(AIM) Quote the records that follow in full and exactly; leave out the pictures.

Stored data:

━━━━━━━━━━

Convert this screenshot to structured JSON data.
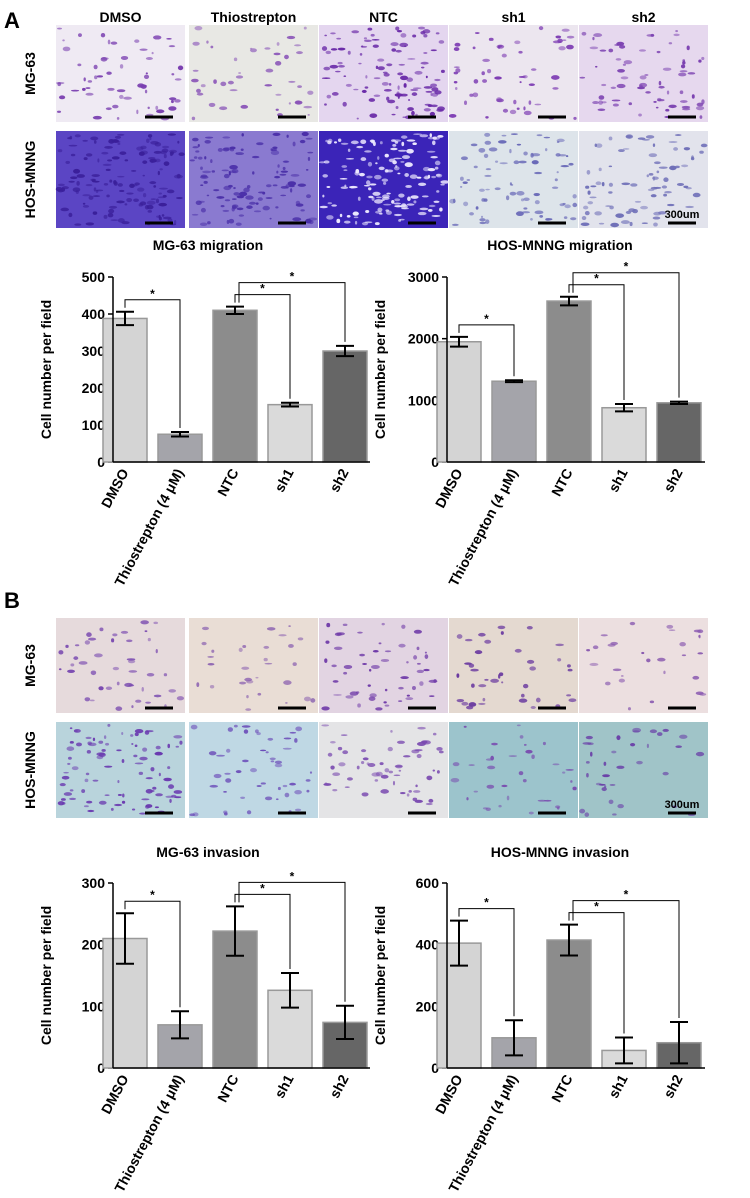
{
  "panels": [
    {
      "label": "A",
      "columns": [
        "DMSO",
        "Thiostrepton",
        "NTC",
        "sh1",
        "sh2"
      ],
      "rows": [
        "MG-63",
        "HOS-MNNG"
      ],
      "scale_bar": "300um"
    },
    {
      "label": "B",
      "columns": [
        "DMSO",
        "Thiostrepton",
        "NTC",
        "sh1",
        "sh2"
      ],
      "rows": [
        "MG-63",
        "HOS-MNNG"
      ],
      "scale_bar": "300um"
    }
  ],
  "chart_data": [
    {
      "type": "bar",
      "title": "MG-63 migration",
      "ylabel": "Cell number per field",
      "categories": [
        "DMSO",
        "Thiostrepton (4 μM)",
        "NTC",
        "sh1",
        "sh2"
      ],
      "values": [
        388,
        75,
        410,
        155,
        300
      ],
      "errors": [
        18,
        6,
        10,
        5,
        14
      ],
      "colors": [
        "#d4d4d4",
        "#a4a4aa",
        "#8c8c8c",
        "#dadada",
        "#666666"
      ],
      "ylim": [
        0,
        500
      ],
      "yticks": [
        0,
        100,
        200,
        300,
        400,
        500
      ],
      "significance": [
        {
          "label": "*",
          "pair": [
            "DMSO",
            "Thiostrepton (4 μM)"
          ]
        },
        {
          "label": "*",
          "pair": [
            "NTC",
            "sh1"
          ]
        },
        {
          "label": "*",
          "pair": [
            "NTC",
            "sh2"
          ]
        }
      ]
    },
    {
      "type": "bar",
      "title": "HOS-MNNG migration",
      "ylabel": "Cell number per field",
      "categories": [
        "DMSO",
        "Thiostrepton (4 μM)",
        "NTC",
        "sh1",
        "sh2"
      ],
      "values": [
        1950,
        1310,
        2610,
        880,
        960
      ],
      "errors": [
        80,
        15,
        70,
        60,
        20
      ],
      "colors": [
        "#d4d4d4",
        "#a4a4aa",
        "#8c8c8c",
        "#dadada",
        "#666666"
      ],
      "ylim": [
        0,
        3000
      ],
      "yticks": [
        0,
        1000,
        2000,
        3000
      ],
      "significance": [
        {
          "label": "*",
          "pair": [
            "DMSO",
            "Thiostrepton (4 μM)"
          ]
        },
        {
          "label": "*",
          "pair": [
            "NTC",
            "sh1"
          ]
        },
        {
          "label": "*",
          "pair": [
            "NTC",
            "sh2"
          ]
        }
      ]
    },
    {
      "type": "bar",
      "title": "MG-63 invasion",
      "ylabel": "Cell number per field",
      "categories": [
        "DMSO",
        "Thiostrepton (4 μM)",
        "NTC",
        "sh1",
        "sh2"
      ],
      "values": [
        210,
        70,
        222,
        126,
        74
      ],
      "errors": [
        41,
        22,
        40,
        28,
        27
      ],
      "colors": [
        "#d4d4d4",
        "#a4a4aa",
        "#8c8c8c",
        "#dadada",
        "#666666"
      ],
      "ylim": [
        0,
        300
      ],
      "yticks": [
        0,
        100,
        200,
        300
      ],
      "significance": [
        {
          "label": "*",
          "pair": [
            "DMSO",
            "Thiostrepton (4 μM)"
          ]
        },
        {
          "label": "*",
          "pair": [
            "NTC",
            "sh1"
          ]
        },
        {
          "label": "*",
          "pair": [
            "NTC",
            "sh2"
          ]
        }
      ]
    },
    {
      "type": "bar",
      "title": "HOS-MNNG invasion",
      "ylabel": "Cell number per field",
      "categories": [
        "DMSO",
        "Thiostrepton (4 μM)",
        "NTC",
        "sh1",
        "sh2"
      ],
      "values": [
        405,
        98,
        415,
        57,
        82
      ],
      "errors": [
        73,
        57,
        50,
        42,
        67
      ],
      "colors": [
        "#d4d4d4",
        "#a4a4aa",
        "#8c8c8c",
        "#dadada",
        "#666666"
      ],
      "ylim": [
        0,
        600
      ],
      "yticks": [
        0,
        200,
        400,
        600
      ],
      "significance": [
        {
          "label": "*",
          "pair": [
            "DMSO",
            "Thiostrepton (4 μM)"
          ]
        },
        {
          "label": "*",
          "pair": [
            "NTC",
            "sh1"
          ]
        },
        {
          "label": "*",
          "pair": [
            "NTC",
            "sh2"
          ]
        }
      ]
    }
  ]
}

━━━━━━━━━━

(FINISHED ANSWER)
Convert this screenshot to structured JSON data.
{
  "panels": [
    {
      "label": "A",
      "columns": [
        "DMSO",
        "Thiostrepton",
        "NTC",
        "sh1",
        "sh2"
      ],
      "rows": [
        "MG-63",
        "HOS-MNNG"
      ],
      "scale_bar": "300um"
    },
    {
      "label": "B",
      "columns": [
        "DMSO",
        "Thiostrepton",
        "NTC",
        "sh1",
        "sh2"
      ],
      "rows": [
        "MG-63",
        "HOS-MNNG"
      ],
      "scale_bar": "300um"
    }
  ],
  "chart_data": [
    {
      "type": "bar",
      "title": "MG-63 migration",
      "ylabel": "Cell number per field",
      "categories": [
        "DMSO",
        "Thiostrepton (4 μM)",
        "NTC",
        "sh1",
        "sh2"
      ],
      "values": [
        388,
        75,
        410,
        155,
        300
      ],
      "errors": [
        18,
        6,
        10,
        5,
        14
      ],
      "colors": [
        "#d4d4d4",
        "#a4a4aa",
        "#8c8c8c",
        "#dadada",
        "#666666"
      ],
      "ylim": [
        0,
        500
      ],
      "yticks": [
        0,
        100,
        200,
        300,
        400,
        500
      ],
      "significance": [
        {
          "label": "*",
          "pair": [
            "DMSO",
            "Thiostrepton (4 μM)"
          ]
        },
        {
          "label": "*",
          "pair": [
            "NTC",
            "sh1"
          ]
        },
        {
          "label": "*",
          "pair": [
            "NTC",
            "sh2"
          ]
        }
      ]
    },
    {
      "type": "bar",
      "title": "HOS-MNNG migration",
      "ylabel": "Cell number per field",
      "categories": [
        "DMSO",
        "Thiostrepton (4 μM)",
        "NTC",
        "sh1",
        "sh2"
      ],
      "values": [
        1950,
        1310,
        2610,
        880,
        960
      ],
      "errors": [
        80,
        15,
        70,
        60,
        20
      ],
      "colors": [
        "#d4d4d4",
        "#a4a4aa",
        "#8c8c8c",
        "#dadada",
        "#666666"
      ],
      "ylim": [
        0,
        3000
      ],
      "yticks": [
        0,
        1000,
        2000,
        3000
      ],
      "significance": [
        {
          "label": "*",
          "pair": [
            "DMSO",
            "Thiostrepton (4 μM)"
          ]
        },
        {
          "label": "*",
          "pair": [
            "NTC",
            "sh1"
          ]
        },
        {
          "label": "*",
          "pair": [
            "NTC",
            "sh2"
          ]
        }
      ]
    },
    {
      "type": "bar",
      "title": "MG-63 invasion",
      "ylabel": "Cell number per field",
      "categories": [
        "DMSO",
        "Thiostrepton (4 μM)",
        "NTC",
        "sh1",
        "sh2"
      ],
      "values": [
        210,
        70,
        222,
        126,
        74
      ],
      "errors": [
        41,
        22,
        40,
        28,
        27
      ],
      "colors": [
        "#d4d4d4",
        "#a4a4aa",
        "#8c8c8c",
        "#dadada",
        "#666666"
      ],
      "ylim": [
        0,
        300
      ],
      "yticks": [
        0,
        100,
        200,
        300
      ],
      "significance": [
        {
          "label": "*",
          "pair": [
            "DMSO",
            "Thiostrepton (4 μM)"
          ]
        },
        {
          "label": "*",
          "pair": [
            "NTC",
            "sh1"
          ]
        },
        {
          "label": "*",
          "pair": [
            "NTC",
            "sh2"
          ]
        }
      ]
    },
    {
      "type": "bar",
      "title": "HOS-MNNG invasion",
      "ylabel": "Cell number per field",
      "categories": [
        "DMSO",
        "Thiostrepton (4 μM)",
        "NTC",
        "sh1",
        "sh2"
      ],
      "values": [
        405,
        98,
        415,
        57,
        82
      ],
      "errors": [
        73,
        57,
        50,
        42,
        67
      ],
      "colors": [
        "#d4d4d4",
        "#a4a4aa",
        "#8c8c8c",
        "#dadada",
        "#666666"
      ],
      "ylim": [
        0,
        600
      ],
      "yticks": [
        0,
        200,
        400,
        600
      ],
      "significance": [
        {
          "label": "*",
          "pair": [
            "DMSO",
            "Thiostrepton (4 μM)"
          ]
        },
        {
          "label": "*",
          "pair": [
            "NTC",
            "sh1"
          ]
        },
        {
          "label": "*",
          "pair": [
            "NTC",
            "sh2"
          ]
        }
      ]
    }
  ]
}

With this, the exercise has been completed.